▶ PROBLEM:
Retype the records below exactly as they appear.

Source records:
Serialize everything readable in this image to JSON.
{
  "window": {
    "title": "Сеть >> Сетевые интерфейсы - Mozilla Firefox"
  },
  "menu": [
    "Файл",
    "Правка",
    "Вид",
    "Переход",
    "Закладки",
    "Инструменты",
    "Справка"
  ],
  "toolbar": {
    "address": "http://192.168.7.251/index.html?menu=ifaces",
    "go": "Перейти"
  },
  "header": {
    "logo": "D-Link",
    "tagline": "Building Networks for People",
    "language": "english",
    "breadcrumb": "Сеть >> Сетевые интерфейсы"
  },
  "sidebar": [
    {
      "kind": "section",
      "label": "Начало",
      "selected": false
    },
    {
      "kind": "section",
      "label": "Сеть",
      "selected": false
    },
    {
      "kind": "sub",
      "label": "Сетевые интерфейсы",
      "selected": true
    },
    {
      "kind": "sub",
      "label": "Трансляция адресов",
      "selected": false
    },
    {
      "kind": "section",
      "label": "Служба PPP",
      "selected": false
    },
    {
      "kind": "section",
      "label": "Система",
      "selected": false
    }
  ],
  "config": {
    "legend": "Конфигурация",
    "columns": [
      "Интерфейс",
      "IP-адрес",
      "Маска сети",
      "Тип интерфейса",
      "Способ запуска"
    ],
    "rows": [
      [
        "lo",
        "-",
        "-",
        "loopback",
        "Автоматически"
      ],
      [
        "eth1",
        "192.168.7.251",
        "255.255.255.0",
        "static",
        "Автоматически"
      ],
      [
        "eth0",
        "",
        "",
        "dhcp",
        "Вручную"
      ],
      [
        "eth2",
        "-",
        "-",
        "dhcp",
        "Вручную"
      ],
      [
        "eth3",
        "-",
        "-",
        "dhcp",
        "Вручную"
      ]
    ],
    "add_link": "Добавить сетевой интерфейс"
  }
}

▶ ANSWER TO THE PROBLEM:
Serialize everything readable in this image to JSON.
{
  "window": {
    "title": "Сеть >> Сетевые интерфейсы - Mozilla Firefox"
  },
  "menu": [
    "Файл",
    "Правка",
    "Вид",
    "Переход",
    "Закладки",
    "Инструменты",
    "Справка"
  ],
  "toolbar": {
    "address": "http://192.168.7.251/index.html?menu=ifaces",
    "go": "Перейти"
  },
  "header": {
    "logo": "D-Link",
    "tagline": "Building Networks for People",
    "language": "english",
    "breadcrumb": "Сеть >> Сетевые интерфейсы"
  },
  "sidebar": [
    {
      "kind": "section",
      "label": "Начало",
      "selected": false
    },
    {
      "kind": "section",
      "label": "Сеть",
      "selected": false
    },
    {
      "kind": "sub",
      "label": "Сетевые интерфейсы",
      "selected": true
    },
    {
      "kind": "sub",
      "label": "Трансляция адресов",
      "selected": false
    },
    {
      "kind": "section",
      "label": "Служба PPP",
      "selected": false
    },
    {
      "kind": "section",
      "label": "Система",
      "selected": false
    }
  ],
  "config": {
    "legend": "Конфигурация",
    "columns": [
      "Интерфейс",
      "IP-адрес",
      "Маска сети",
      "Тип интерфейса",
      "Способ запуска"
    ],
    "rows": [
      [
        "lo",
        "-",
        "-",
        "loopback",
        "Автоматически"
      ],
      [
        "eth1",
        "192.168.7.251",
        "255.255.255.0",
        "static",
        "Автоматически"
      ],
      [
        "eth0",
        "",
        "",
        "dhcp",
        "Вручную"
      ],
      [
        "eth2",
        "-",
        "-",
        "dhcp",
        "Вручную"
      ],
      [
        "eth3",
        "-",
        "-",
        "dhcp",
        "Вручную"
      ]
    ],
    "add_link": "Добавить сетевой интерфейс"
  }
}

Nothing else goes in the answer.